### [Exercise task]
Return every line of the items below verbatim, but leave out the pictures.

### [Task inputs]
====

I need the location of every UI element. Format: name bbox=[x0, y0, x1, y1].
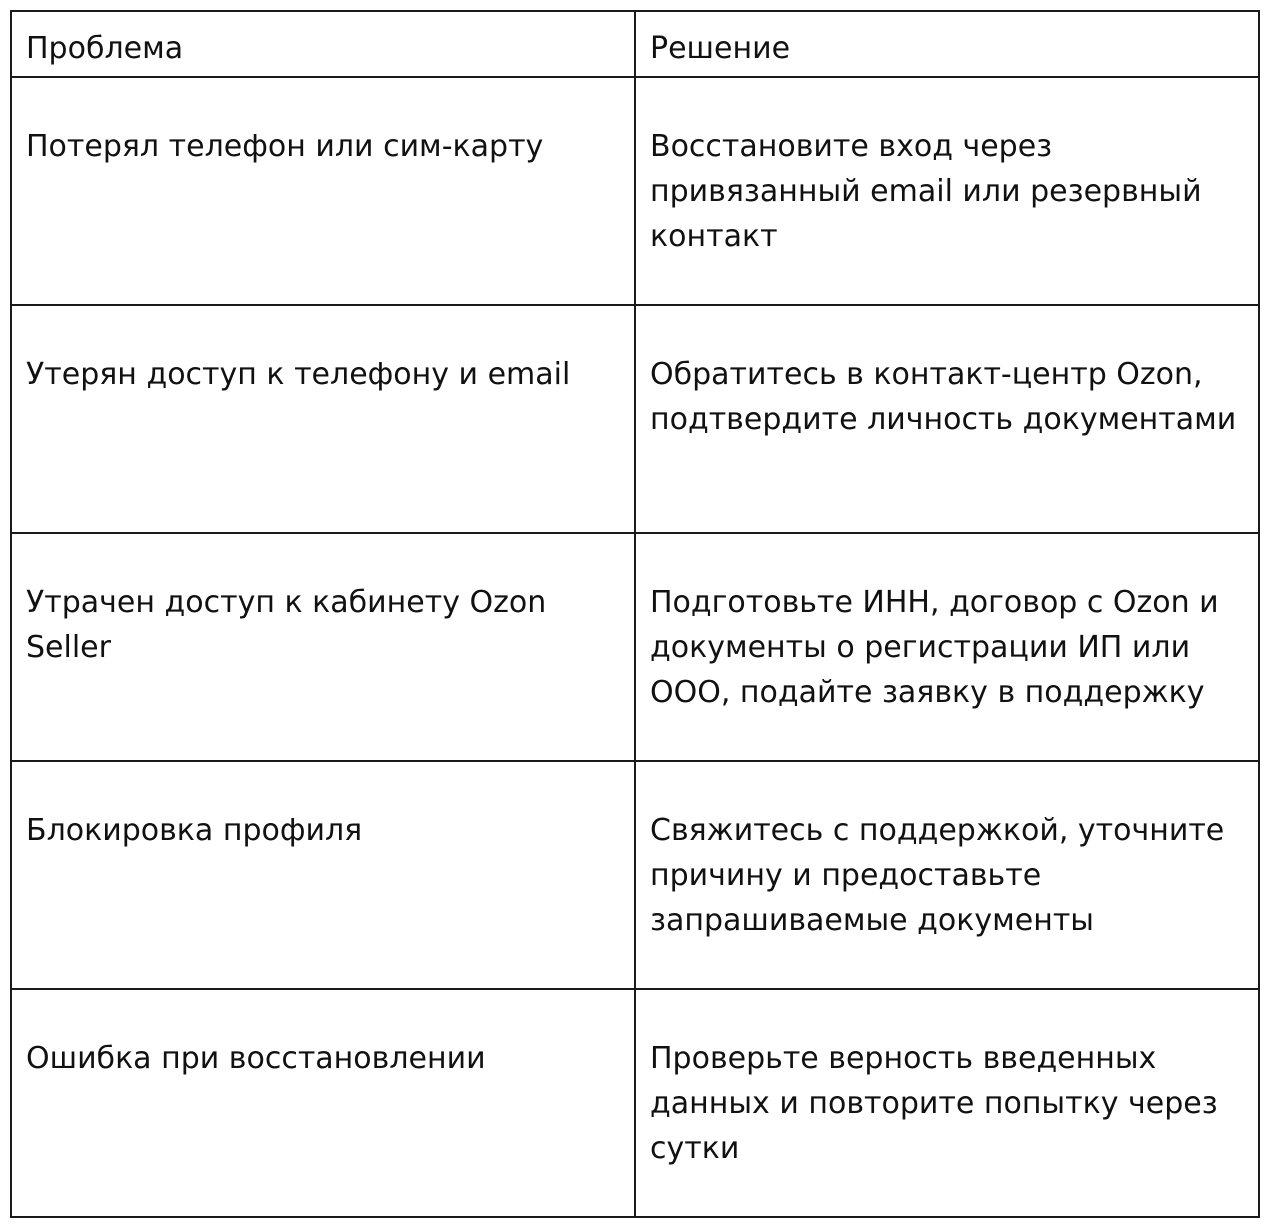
problem-solution-table bbox=[10, 10, 1260, 1218]
header-problem: Проблема bbox=[11, 11, 635, 77]
problem-cell: Потерял телефон или сим-карту bbox=[11, 77, 635, 305]
table-row bbox=[11, 761, 1259, 989]
problem-cell: Блокировка профиля bbox=[11, 761, 635, 989]
table-row bbox=[11, 305, 1259, 533]
solution-cell: Свяжитесь с поддержкой, уточните причину и предоставьте запрашиваемые документы bbox=[635, 761, 1259, 989]
solution-cell: Проверьте верность введенных данных и повторите попытку через сутки bbox=[635, 989, 1259, 1217]
table-row bbox=[11, 77, 1259, 305]
problem-cell: Ошибка при восстановлении bbox=[11, 989, 635, 1217]
table-header-row bbox=[11, 11, 1259, 77]
problem-cell: Утрачен доступ к кабинету Ozon Seller bbox=[11, 533, 635, 761]
table-row bbox=[11, 989, 1259, 1217]
solution-cell: Подготовьте ИНН, договор с Ozon и документы о регистрации ИП или ООО, подайте заявку в поддержку bbox=[635, 533, 1259, 761]
solution-cell: Обратитесь в контакт-центр Ozon, подтвердите личность документами bbox=[635, 305, 1259, 533]
problem-cell: Утерян доступ к телефону и email bbox=[11, 305, 635, 533]
header-solution: Решение bbox=[635, 11, 1259, 77]
solution-cell: Восстановите вход через привязанный email или резервный контакт bbox=[635, 77, 1259, 305]
table-row bbox=[11, 533, 1259, 761]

====

### [Reply to the exercise]
I need the location of every UI element. Format: name bbox=[x0, y0, x1, y1].
problem-solution-table bbox=[10, 10, 1260, 1218]
header-problem: Проблема bbox=[11, 11, 635, 77]
problem-cell: Потерял телефон или сим-карту bbox=[11, 77, 635, 305]
table-row bbox=[11, 761, 1259, 989]
problem-cell: Блокировка профиля bbox=[11, 761, 635, 989]
table-row bbox=[11, 305, 1259, 533]
solution-cell: Свяжитесь с поддержкой, уточните причину и предоставьте запрашиваемые документы bbox=[635, 761, 1259, 989]
solution-cell: Проверьте верность введенных данных и повторите попытку через сутки bbox=[635, 989, 1259, 1217]
table-row bbox=[11, 77, 1259, 305]
problem-cell: Ошибка при восстановлении bbox=[11, 989, 635, 1217]
table-header-row bbox=[11, 11, 1259, 77]
problem-cell: Утрачен доступ к кабинету Ozon Seller bbox=[11, 533, 635, 761]
table-row bbox=[11, 989, 1259, 1217]
solution-cell: Подготовьте ИНН, договор с Ozon и документы о регистрации ИП или ООО, подайте заявку в поддержку bbox=[635, 533, 1259, 761]
solution-cell: Обратитесь в контакт-центр Ozon, подтвердите личность документами bbox=[635, 305, 1259, 533]
problem-cell: Утерян доступ к телефону и email bbox=[11, 305, 635, 533]
header-solution: Решение bbox=[635, 11, 1259, 77]
solution-cell: Восстановите вход через привязанный email или резервный контакт bbox=[635, 77, 1259, 305]
table-row bbox=[11, 533, 1259, 761]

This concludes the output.